━━━━━ DATA SECTION ━━━━━

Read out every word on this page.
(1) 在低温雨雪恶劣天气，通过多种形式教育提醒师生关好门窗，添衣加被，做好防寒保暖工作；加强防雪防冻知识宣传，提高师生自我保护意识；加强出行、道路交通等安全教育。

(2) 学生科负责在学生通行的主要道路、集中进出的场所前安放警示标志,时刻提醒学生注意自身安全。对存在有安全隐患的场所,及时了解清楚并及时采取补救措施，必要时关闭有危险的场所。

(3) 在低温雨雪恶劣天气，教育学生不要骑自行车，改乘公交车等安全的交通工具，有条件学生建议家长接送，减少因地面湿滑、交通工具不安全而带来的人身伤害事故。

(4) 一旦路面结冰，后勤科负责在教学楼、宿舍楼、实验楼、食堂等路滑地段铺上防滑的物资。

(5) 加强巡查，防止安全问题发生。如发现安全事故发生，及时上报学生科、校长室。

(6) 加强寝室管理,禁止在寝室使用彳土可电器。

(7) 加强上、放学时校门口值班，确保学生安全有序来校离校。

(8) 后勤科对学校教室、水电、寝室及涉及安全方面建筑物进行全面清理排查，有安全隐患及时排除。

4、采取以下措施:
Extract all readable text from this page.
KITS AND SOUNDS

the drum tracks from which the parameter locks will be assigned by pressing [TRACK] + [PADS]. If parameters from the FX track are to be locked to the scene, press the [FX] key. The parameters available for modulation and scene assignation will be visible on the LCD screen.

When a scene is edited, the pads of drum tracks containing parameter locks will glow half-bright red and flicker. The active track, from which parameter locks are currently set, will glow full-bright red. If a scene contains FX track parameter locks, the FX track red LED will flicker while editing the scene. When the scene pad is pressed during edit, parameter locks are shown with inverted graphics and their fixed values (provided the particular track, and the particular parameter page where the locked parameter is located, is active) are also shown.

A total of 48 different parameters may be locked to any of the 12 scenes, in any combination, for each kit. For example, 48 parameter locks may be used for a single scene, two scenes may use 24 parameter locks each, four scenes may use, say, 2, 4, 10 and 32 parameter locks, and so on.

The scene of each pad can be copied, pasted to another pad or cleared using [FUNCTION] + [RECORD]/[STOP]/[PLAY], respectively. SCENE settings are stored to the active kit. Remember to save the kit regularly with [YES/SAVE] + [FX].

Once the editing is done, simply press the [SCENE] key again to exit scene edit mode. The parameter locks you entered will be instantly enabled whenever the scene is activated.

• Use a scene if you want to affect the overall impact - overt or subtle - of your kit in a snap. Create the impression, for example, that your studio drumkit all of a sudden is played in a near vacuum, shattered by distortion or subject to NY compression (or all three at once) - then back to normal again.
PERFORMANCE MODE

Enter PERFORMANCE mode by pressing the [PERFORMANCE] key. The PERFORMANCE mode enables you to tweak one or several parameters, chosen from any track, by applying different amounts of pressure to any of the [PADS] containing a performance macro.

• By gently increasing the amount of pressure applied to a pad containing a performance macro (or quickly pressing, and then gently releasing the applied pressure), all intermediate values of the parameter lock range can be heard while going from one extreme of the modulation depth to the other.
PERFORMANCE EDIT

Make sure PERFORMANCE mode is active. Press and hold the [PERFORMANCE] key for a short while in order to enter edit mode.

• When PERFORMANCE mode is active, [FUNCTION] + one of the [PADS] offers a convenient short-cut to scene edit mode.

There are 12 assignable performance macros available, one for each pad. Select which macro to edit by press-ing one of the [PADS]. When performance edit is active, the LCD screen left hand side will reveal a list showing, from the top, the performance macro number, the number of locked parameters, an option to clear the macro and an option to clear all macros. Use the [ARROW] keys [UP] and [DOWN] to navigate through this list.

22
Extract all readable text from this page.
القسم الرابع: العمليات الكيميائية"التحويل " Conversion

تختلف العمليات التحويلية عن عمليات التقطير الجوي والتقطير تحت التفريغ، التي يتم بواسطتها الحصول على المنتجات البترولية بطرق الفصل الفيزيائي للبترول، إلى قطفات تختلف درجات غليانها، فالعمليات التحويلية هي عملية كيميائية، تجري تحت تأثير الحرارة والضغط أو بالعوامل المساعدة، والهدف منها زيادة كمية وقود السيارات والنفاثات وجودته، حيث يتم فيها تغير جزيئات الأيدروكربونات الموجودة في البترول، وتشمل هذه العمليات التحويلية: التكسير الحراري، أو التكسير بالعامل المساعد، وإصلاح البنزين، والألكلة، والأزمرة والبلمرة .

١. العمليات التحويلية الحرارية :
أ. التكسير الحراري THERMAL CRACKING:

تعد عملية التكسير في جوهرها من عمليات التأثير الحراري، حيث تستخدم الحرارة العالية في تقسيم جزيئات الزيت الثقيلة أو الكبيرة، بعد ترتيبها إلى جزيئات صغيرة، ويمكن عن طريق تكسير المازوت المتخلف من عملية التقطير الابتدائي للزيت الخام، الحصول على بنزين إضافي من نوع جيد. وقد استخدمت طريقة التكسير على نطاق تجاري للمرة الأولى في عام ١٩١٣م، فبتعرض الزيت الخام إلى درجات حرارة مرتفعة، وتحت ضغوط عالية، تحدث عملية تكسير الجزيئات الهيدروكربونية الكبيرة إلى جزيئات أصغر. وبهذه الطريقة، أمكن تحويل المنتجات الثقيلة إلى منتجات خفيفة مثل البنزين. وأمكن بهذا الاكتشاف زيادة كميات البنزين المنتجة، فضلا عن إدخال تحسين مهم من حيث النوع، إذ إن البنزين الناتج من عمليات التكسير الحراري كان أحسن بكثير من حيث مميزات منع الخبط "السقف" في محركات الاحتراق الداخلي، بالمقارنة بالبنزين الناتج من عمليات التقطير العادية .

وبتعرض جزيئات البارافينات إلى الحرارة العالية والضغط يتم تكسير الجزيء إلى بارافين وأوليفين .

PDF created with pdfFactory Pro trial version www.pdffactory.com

━━━━━

**THE EXERCISE:** Look through the listing above. Pick out each line with "在低温雨雪恶劣天气" and copy it.

**ANSWER BELOW:**
(1) 在低温雨雪恶劣天气，通过多种形式教育提醒师生关好门窗，添衣加被，做好防寒保暖工作；加强防雪防冻知识宣传，提高师生自我保护意识；加强出行、道路交通等安全教育。
(3) 在低温雨雪恶劣天气，教育学生不要骑自行车，改乘公交车等安全的交通工具，有条件学生建议家长接送，减少因地面湿滑、交通工具不安全而带来的人身伤害事故。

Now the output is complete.